All the data should come back exactly as it was given.

Dataset rows:
.....

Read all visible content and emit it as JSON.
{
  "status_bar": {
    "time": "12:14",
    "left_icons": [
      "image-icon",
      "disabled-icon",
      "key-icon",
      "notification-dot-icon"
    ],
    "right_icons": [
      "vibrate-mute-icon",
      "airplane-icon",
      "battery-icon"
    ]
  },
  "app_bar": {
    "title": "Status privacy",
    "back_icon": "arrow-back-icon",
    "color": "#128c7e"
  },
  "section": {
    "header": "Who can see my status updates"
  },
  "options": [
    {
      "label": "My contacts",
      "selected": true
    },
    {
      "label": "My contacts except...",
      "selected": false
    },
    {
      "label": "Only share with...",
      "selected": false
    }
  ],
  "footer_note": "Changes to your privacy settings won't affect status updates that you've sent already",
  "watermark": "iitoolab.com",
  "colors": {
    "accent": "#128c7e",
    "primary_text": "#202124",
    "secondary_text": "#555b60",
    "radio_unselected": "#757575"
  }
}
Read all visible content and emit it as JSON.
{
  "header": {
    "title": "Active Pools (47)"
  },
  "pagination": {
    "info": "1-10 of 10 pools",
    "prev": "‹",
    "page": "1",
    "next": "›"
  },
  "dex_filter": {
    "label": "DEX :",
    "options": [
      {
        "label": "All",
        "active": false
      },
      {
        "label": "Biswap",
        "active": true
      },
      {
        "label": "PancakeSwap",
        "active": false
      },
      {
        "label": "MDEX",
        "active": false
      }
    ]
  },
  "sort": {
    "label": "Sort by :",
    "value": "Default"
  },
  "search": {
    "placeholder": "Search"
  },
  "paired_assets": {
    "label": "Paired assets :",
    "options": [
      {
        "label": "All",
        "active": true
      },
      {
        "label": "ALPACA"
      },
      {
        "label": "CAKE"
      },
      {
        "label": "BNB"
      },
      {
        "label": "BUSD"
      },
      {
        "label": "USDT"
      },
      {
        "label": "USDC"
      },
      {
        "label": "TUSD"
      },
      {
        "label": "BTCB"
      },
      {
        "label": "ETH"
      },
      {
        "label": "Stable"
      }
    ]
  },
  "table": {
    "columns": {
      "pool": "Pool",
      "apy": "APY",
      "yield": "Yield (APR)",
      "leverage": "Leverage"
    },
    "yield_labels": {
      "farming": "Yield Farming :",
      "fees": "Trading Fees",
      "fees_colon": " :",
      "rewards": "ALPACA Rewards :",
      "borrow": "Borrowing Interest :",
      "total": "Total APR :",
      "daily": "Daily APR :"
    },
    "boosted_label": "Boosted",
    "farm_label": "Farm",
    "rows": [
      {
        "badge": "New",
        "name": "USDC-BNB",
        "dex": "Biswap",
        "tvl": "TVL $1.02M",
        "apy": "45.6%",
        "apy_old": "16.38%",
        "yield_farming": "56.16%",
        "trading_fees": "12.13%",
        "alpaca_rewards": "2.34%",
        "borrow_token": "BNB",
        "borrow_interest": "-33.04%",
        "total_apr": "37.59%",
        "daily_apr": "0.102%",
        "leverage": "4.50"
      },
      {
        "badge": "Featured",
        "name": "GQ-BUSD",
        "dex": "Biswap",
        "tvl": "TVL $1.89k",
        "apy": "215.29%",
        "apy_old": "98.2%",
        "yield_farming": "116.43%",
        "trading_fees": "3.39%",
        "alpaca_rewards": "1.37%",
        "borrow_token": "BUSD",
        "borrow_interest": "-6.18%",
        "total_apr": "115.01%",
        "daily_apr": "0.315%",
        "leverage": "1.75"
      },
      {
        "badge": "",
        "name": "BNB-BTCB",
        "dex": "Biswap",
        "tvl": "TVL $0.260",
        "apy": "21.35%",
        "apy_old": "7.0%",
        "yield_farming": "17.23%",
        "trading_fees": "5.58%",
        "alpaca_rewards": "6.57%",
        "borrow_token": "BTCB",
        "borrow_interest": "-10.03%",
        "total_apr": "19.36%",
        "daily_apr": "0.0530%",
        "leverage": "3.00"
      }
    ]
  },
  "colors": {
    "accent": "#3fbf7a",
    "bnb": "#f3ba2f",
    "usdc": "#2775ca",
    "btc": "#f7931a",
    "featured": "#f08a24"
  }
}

.....

_COMPLETED TASK_
Read all visible content and emit it as JSON.
{
  "status_bar": {
    "time": "12:14",
    "left_icons": [
      "image-icon",
      "disabled-icon",
      "key-icon",
      "notification-dot-icon"
    ],
    "right_icons": [
      "vibrate-mute-icon",
      "airplane-icon",
      "battery-icon"
    ]
  },
  "app_bar": {
    "title": "Status privacy",
    "back_icon": "arrow-back-icon",
    "color": "#128c7e"
  },
  "section": {
    "header": "Who can see my status updates"
  },
  "options": [
    {
      "label": "My contacts",
      "selected": true
    },
    {
      "label": "My contacts except...",
      "selected": false
    },
    {
      "label": "Only share with...",
      "selected": false
    }
  ],
  "footer_note": "Changes to your privacy settings won't affect status updates that you've sent already",
  "watermark": "iitoolab.com",
  "colors": {
    "accent": "#128c7e",
    "primary_text": "#202124",
    "secondary_text": "#555b60",
    "radio_unselected": "#757575"
  }
}
Read all visible content and emit it as JSON.
{
  "header": {
    "title": "Active Pools (47)"
  },
  "pagination": {
    "info": "1-10 of 10 pools",
    "prev": "‹",
    "page": "1",
    "next": "›"
  },
  "dex_filter": {
    "label": "DEX :",
    "options": [
      {
        "label": "All",
        "active": false
      },
      {
        "label": "Biswap",
        "active": true
      },
      {
        "label": "PancakeSwap",
        "active": false
      },
      {
        "label": "MDEX",
        "active": false
      }
    ]
  },
  "sort": {
    "label": "Sort by :",
    "value": "Default"
  },
  "search": {
    "placeholder": "Search"
  },
  "paired_assets": {
    "label": "Paired assets :",
    "options": [
      {
        "label": "All",
        "active": true
      },
      {
        "label": "ALPACA"
      },
      {
        "label": "CAKE"
      },
      {
        "label": "BNB"
      },
      {
        "label": "BUSD"
      },
      {
        "label": "USDT"
      },
      {
        "label": "USDC"
      },
      {
        "label": "TUSD"
      },
      {
        "label": "BTCB"
      },
      {
        "label": "ETH"
      },
      {
        "label": "Stable"
      }
    ]
  },
  "table": {
    "columns": {
      "pool": "Pool",
      "apy": "APY",
      "yield": "Yield (APR)",
      "leverage": "Leverage"
    },
    "yield_labels": {
      "farming": "Yield Farming :",
      "fees": "Trading Fees",
      "fees_colon": " :",
      "rewards": "ALPACA Rewards :",
      "borrow": "Borrowing Interest :",
      "total": "Total APR :",
      "daily": "Daily APR :"
    },
    "boosted_label": "Boosted",
    "farm_label": "Farm",
    "rows": [
      {
        "badge": "New",
        "name": "USDC-BNB",
        "dex": "Biswap",
        "tvl": "TVL $1.02M",
        "apy": "45.6%",
        "apy_old": "16.38%",
        "yield_farming": "56.16%",
        "trading_fees": "12.13%",
        "alpaca_rewards": "2.34%",
        "borrow_token": "BNB",
        "borrow_interest": "-33.04%",
        "total_apr": "37.59%",
        "daily_apr": "0.102%",
        "leverage": "4.50"
      },
      {
        "badge": "Featured",
        "name": "GQ-BUSD",
        "dex": "Biswap",
        "tvl": "TVL $1.89k",
        "apy": "215.29%",
        "apy_old": "98.2%",
        "yield_farming": "116.43%",
        "trading_fees": "3.39%",
        "alpaca_rewards": "1.37%",
        "borrow_token": "BUSD",
        "borrow_interest": "-6.18%",
        "total_apr": "115.01%",
        "daily_apr": "0.315%",
        "leverage": "1.75"
      },
      {
        "badge": "",
        "name": "BNB-BTCB",
        "dex": "Biswap",
        "tvl": "TVL $0.260",
        "apy": "21.35%",
        "apy_old": "7.0%",
        "yield_farming": "17.23%",
        "trading_fees": "5.58%",
        "alpaca_rewards": "6.57%",
        "borrow_token": "BTCB",
        "borrow_interest": "-10.03%",
        "total_apr": "19.36%",
        "daily_apr": "0.0530%",
        "leverage": "3.00"
      }
    ]
  },
  "colors": {
    "accent": "#3fbf7a",
    "bnb": "#f3ba2f",
    "usdc": "#2775ca",
    "btc": "#f7931a",
    "featured": "#f08a24"
  }
}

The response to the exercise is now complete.